= What you have to do =
Report each line of the data that has "ceramint" somewhere in it.

-- START OF Recorded data --

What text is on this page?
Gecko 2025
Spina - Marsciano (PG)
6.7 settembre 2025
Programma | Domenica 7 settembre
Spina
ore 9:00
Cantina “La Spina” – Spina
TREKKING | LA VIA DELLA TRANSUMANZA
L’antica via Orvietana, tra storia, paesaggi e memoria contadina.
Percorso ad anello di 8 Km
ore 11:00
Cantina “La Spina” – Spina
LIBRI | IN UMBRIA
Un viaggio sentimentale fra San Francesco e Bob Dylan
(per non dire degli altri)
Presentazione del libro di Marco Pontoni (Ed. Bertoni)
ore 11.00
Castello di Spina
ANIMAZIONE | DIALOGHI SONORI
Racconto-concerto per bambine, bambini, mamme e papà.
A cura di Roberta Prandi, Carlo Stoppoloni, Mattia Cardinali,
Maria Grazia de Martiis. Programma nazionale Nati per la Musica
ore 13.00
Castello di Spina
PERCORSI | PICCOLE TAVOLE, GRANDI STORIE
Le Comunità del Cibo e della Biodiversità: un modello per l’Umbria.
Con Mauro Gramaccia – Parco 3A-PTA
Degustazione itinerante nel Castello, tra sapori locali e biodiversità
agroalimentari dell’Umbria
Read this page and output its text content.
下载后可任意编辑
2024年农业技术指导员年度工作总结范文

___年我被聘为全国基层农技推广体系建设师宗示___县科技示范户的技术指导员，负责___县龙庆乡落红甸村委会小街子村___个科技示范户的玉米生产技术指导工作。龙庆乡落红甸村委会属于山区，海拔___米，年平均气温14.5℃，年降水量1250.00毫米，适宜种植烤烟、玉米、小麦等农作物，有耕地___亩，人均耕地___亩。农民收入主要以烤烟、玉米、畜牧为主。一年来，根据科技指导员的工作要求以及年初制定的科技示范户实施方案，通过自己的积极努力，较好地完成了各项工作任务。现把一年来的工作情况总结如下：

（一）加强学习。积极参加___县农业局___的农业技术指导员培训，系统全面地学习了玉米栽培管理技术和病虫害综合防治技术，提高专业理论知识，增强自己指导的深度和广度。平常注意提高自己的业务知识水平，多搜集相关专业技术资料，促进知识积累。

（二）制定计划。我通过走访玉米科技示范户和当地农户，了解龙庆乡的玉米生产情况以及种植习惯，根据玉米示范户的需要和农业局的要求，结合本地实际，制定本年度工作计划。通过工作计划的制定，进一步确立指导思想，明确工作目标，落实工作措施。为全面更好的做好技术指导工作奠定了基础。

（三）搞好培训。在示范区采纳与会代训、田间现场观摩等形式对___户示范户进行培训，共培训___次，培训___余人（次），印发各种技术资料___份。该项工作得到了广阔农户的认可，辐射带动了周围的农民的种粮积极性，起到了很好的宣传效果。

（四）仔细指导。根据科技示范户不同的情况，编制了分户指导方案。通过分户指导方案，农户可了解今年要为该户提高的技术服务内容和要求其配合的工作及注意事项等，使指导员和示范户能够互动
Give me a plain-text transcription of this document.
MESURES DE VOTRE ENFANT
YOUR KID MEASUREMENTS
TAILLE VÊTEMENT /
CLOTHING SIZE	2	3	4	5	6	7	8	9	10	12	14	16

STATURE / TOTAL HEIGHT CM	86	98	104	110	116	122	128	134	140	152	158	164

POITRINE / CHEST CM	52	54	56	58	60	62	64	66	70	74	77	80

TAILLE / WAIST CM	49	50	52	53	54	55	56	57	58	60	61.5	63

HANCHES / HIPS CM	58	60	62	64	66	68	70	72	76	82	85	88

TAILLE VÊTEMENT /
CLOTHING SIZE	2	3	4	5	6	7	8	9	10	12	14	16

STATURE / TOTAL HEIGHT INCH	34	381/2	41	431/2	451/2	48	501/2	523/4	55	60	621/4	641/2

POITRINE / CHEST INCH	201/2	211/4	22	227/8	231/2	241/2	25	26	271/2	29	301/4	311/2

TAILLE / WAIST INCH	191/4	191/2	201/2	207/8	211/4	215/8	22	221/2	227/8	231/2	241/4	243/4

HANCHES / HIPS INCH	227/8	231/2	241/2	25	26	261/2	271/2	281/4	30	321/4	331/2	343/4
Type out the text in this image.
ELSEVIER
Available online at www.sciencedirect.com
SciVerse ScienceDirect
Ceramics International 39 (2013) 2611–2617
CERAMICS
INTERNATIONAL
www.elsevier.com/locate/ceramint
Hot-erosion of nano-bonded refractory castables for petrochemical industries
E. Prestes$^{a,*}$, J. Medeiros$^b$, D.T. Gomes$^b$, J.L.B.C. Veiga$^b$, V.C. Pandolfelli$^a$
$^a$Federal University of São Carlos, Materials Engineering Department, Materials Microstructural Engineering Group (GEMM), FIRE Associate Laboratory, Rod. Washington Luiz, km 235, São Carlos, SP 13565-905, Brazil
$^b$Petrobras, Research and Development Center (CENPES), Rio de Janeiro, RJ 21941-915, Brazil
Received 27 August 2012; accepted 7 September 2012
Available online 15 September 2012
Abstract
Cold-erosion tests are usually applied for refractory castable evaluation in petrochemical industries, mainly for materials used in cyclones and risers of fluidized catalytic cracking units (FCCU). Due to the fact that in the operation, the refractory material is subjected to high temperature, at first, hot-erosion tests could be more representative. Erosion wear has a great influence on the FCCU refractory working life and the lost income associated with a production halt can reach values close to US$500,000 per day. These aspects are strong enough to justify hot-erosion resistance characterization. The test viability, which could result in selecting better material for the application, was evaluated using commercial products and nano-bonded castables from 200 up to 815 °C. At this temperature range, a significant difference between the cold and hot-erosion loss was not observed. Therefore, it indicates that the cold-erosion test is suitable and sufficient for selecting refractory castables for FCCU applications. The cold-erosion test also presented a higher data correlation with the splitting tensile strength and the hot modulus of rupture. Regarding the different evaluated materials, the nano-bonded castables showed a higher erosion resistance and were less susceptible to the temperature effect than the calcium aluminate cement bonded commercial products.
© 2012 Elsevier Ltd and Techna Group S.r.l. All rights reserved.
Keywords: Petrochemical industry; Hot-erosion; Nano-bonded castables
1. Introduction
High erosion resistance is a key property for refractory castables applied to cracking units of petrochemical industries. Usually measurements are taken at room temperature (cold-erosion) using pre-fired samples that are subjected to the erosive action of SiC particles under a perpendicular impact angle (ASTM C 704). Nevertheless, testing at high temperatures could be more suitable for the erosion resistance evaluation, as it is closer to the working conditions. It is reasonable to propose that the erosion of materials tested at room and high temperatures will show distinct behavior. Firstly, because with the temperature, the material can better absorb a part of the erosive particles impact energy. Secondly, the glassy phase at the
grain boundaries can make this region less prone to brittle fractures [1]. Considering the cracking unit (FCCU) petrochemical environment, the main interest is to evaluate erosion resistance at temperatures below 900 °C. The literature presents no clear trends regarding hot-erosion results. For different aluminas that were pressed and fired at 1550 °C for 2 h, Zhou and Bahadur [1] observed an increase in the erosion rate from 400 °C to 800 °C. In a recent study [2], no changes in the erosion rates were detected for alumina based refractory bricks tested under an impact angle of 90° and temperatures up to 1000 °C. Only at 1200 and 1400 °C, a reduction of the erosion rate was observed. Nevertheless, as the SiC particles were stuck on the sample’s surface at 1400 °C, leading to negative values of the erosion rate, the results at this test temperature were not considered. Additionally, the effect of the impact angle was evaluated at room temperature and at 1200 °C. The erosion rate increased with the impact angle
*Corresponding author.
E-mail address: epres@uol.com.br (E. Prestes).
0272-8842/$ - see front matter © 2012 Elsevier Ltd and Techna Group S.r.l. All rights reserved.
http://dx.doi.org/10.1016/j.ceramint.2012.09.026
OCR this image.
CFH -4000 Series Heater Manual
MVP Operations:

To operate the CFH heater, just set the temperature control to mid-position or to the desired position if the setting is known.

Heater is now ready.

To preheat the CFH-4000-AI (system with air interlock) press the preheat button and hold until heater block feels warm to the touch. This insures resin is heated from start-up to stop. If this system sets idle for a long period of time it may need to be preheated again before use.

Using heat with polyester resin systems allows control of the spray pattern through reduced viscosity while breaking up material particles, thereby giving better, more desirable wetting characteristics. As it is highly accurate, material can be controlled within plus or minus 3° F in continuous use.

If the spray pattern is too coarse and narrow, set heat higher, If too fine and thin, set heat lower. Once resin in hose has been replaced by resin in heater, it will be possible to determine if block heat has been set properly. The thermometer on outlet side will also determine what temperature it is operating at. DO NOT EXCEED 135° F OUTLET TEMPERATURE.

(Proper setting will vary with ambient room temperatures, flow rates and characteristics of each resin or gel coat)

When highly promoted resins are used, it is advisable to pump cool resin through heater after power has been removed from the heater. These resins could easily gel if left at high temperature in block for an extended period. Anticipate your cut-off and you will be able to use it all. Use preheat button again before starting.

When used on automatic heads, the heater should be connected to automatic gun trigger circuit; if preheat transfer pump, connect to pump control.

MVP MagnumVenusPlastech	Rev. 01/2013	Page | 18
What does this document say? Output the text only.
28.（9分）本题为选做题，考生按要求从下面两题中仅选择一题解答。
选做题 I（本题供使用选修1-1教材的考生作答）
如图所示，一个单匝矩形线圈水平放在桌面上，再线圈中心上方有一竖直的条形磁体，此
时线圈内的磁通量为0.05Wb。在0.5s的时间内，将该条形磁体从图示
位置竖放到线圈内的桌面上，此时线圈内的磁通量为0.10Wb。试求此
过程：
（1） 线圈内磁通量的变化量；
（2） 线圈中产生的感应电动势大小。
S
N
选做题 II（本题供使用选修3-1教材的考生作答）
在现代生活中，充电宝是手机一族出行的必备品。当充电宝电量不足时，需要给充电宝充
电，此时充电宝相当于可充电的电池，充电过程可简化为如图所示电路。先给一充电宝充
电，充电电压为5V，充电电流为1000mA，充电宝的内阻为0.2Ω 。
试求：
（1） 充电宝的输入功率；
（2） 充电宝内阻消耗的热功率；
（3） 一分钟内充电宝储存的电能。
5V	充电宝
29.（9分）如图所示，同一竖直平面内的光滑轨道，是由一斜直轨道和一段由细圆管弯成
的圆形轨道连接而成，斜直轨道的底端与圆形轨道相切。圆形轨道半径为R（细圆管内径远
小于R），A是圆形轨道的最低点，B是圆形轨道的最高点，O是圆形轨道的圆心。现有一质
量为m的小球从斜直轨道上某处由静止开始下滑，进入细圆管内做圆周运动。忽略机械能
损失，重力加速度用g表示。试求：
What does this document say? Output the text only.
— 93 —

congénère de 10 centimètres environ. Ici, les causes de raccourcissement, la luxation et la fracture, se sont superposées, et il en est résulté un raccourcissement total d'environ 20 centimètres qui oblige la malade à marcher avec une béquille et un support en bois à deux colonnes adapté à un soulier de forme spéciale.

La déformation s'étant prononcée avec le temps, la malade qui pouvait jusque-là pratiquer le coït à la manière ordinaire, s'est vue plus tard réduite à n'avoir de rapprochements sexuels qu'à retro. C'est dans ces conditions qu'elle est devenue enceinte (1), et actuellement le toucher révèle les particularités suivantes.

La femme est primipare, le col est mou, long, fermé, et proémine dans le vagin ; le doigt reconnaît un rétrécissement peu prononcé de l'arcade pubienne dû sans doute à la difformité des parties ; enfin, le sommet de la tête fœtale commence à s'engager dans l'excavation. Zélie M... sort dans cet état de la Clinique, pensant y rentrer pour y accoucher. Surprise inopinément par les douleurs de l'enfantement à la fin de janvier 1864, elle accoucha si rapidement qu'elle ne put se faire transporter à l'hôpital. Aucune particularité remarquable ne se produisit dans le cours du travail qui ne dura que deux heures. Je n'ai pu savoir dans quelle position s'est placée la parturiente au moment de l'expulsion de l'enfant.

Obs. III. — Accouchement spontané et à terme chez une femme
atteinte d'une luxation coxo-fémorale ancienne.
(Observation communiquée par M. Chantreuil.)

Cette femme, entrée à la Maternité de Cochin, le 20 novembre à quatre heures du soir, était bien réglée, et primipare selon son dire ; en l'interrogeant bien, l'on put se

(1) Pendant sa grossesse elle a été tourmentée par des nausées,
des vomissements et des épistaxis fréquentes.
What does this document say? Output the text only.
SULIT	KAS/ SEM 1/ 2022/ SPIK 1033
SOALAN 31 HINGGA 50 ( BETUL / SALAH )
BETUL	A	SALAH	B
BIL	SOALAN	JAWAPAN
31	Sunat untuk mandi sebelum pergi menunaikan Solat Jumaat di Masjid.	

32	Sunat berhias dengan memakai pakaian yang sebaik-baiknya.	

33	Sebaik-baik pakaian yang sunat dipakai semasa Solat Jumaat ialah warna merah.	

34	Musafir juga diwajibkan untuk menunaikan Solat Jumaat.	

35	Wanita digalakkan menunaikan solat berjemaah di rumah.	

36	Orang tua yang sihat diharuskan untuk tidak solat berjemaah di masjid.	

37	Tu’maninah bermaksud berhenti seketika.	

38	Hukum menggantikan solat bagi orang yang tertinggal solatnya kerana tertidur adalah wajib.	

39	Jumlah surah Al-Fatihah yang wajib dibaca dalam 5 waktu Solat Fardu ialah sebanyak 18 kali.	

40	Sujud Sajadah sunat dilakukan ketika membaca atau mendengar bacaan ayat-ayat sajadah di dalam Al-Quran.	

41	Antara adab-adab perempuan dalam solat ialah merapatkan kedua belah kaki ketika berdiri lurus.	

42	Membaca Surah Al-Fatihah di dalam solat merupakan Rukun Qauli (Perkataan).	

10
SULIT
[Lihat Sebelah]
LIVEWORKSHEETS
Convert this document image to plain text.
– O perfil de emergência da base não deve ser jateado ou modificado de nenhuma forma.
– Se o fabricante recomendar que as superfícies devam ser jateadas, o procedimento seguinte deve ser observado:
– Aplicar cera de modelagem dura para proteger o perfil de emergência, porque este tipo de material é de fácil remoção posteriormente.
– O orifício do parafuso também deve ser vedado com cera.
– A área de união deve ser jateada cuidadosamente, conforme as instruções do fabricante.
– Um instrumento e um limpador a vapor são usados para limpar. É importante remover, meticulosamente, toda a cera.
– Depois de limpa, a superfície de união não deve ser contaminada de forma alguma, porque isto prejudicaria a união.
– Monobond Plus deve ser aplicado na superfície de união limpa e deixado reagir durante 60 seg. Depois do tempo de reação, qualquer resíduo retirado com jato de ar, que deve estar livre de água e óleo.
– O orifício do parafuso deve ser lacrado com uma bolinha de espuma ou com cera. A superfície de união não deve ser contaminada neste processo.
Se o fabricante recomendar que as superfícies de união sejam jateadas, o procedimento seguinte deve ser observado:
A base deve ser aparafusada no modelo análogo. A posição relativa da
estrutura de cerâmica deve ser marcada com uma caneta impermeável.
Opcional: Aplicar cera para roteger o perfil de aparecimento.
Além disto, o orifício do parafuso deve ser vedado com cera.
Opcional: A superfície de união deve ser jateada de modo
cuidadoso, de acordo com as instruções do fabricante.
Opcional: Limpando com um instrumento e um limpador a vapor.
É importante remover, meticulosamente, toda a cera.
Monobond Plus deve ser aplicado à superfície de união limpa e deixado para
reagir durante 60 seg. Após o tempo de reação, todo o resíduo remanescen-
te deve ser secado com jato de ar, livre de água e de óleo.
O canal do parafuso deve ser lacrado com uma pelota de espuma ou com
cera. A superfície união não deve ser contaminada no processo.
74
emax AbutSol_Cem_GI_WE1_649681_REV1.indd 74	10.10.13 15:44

-- END OF Recorded data --

= Result of this exercise =
www.elsevier.com/locate/ceramint
http://dx.doi.org/10.1016/j.ceramint.2012.09.026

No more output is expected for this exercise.